_Exercise goal_
Copy every item below word for word and line for line, leaving out the pictures.

_Excerpted data_

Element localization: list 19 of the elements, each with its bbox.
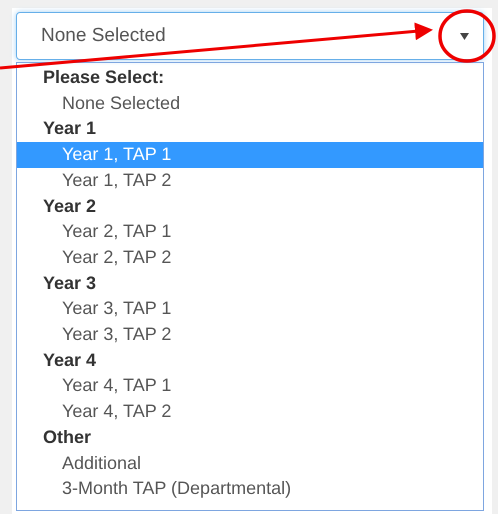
dropdown-option[interactable]: Year 1, TAP 2 (17, 168, 483, 194)
dropdown-option[interactable]: Year 3, TAP 1 (17, 296, 483, 322)
dropdown-option[interactable]: Year 2, TAP 2 (17, 244, 483, 271)
dropdown-option[interactable]: Year 4, TAP 2 (17, 399, 483, 425)
group-header: Year 4 (42, 348, 98, 372)
dropdown-select[interactable]: None Selected (16, 12, 484, 60)
group-header: Year 1 (42, 117, 98, 140)
annotation-circle (438, 9, 496, 63)
dropdown-option[interactable]: Year 2, TAP 1 (17, 219, 483, 245)
dropdown-option[interactable]: Additional (17, 450, 483, 476)
dropdown-option[interactable]: Year 4, TAP 1 (17, 373, 483, 400)
caret-icon (460, 32, 469, 40)
group-header: Other (42, 426, 92, 449)
dropdown-option[interactable]: None Selected (17, 90, 483, 116)
dropdown-option[interactable]: Year 3, TAP 2 (17, 322, 483, 348)
dropdown-option[interactable]: 3-Month TAP (Departmental) (17, 476, 483, 502)
group-header: Please Select: (42, 66, 166, 89)
group-header: Year 3 (42, 272, 98, 295)
group-header: Year 2 (42, 194, 98, 218)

_Task result_
Element localization: list 19 of the elements, each with its bbox.
dropdown-option[interactable]: Year 1, TAP 2 (17, 168, 483, 194)
dropdown-option[interactable]: Year 3, TAP 1 (17, 296, 483, 322)
dropdown-option[interactable]: Year 2, TAP 2 (17, 244, 483, 271)
dropdown-option[interactable]: Year 4, TAP 2 (17, 399, 483, 425)
group-header: Year 4 (42, 348, 98, 372)
dropdown-select[interactable]: None Selected (16, 12, 484, 60)
group-header: Year 1 (42, 117, 98, 140)
annotation-circle (438, 9, 496, 63)
dropdown-option[interactable]: Year 2, TAP 1 (17, 219, 483, 245)
dropdown-option[interactable]: Additional (17, 450, 483, 476)
dropdown-option[interactable]: Year 4, TAP 1 (17, 373, 483, 400)
caret-icon (460, 32, 469, 40)
group-header: Other (42, 426, 92, 449)
dropdown-option[interactable]: None Selected (17, 90, 483, 116)
dropdown-option[interactable]: Year 3, TAP 2 (17, 322, 483, 348)
dropdown-option[interactable]: 3-Month TAP (Departmental) (17, 476, 483, 502)
group-header: Please Select: (42, 66, 166, 89)
group-header: Year 3 (42, 272, 98, 295)
group-header: Year 2 (42, 194, 98, 218)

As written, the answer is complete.